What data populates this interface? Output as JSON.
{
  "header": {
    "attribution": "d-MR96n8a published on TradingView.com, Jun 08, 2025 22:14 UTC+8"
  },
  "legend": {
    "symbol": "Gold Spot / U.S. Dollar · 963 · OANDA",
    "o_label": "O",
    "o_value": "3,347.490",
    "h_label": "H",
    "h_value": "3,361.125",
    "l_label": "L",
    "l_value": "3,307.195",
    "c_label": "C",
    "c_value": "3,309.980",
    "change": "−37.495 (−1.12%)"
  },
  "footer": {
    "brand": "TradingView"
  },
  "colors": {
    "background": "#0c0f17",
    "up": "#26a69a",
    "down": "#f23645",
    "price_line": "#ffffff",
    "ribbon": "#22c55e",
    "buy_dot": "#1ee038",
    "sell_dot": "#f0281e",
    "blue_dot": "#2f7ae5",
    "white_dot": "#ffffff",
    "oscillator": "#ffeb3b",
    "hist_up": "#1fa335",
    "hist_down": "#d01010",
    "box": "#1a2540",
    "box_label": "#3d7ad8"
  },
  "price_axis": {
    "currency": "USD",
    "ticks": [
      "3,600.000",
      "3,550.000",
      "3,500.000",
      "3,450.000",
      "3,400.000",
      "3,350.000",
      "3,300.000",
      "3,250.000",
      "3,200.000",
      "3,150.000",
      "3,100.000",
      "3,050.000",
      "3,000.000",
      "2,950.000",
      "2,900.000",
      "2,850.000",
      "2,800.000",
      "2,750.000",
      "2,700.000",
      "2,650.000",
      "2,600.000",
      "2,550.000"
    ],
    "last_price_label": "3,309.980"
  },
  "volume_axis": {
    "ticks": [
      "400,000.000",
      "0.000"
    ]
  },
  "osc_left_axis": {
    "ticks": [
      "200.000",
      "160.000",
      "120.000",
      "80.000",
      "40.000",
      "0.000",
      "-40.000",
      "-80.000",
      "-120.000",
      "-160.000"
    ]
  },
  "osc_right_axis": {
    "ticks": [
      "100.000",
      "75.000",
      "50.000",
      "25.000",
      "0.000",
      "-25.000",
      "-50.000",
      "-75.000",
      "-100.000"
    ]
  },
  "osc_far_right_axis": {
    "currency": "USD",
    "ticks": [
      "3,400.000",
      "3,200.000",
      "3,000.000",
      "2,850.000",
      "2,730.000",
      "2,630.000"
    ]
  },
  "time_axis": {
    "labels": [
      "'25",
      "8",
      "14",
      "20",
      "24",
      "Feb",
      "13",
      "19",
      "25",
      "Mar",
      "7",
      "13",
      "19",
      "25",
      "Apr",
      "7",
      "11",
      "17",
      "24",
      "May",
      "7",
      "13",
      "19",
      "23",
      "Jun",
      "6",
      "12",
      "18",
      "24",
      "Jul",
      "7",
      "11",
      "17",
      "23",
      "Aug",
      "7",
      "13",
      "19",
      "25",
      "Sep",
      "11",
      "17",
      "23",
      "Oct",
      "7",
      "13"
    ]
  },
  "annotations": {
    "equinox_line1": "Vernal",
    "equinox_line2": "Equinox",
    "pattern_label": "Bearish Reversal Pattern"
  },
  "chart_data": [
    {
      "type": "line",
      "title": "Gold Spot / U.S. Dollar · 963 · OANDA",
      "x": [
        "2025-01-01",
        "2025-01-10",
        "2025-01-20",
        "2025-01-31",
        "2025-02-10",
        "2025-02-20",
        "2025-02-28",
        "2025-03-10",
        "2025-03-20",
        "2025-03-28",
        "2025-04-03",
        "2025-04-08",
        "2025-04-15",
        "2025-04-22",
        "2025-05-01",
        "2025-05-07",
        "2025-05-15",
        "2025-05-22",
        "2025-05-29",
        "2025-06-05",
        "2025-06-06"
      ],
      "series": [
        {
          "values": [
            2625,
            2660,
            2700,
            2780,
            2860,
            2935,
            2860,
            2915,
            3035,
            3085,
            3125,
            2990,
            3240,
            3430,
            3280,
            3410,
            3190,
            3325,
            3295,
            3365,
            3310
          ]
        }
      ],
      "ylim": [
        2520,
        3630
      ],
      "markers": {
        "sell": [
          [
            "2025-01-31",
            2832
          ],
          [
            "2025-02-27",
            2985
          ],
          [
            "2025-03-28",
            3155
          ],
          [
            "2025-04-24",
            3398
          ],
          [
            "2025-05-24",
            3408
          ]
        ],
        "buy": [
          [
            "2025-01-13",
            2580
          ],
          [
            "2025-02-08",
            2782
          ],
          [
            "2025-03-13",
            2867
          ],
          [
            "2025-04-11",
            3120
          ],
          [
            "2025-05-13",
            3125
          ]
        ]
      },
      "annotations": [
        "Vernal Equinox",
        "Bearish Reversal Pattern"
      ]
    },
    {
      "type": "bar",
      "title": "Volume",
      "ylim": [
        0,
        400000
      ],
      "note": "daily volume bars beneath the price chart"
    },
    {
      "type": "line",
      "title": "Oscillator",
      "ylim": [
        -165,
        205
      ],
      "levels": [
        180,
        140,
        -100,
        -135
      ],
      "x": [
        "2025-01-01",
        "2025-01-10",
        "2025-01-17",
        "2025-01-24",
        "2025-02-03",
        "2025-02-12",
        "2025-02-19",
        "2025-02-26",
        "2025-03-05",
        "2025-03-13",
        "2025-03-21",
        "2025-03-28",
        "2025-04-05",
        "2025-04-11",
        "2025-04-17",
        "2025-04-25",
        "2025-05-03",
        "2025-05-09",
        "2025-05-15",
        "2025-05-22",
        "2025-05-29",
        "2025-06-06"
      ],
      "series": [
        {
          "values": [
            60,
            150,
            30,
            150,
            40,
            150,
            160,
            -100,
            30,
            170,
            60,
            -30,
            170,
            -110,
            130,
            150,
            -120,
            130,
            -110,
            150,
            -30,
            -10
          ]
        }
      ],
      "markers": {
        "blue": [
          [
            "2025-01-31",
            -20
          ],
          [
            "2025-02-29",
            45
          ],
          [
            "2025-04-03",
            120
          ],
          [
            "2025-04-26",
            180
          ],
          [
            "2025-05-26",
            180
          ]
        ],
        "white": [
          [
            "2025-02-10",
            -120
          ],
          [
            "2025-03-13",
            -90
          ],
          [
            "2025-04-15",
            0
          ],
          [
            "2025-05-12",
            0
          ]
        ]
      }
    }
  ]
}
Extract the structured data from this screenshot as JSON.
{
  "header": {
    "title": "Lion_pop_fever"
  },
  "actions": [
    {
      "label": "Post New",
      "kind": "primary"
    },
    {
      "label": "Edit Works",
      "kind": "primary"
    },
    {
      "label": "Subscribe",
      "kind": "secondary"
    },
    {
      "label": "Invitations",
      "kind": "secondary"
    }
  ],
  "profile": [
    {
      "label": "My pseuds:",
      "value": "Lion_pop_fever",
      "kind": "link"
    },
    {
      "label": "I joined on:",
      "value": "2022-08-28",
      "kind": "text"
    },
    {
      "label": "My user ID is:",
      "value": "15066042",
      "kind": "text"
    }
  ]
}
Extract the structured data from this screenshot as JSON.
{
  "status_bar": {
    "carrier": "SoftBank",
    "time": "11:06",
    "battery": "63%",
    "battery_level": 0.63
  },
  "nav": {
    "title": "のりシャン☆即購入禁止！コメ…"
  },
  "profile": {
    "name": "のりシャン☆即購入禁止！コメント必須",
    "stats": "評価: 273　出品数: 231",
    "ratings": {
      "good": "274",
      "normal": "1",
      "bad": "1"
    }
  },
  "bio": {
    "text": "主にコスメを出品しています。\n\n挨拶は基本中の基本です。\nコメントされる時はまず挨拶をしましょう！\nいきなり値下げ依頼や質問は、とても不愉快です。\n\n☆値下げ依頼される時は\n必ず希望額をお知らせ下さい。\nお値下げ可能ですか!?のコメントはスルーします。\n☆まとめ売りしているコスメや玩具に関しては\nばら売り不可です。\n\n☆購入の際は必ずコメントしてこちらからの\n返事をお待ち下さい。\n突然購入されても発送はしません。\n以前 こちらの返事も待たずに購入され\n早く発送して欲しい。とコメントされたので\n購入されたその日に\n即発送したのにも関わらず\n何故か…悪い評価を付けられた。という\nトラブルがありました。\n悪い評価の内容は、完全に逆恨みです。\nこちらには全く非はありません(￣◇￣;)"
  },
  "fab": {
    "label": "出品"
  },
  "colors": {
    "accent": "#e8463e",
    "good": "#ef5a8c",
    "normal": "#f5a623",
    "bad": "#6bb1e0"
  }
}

- What is being asked:
Provide the count, and nothing else, of lines in the data above where the word "即購入禁止" occurs.

- Solution to the exercise:
2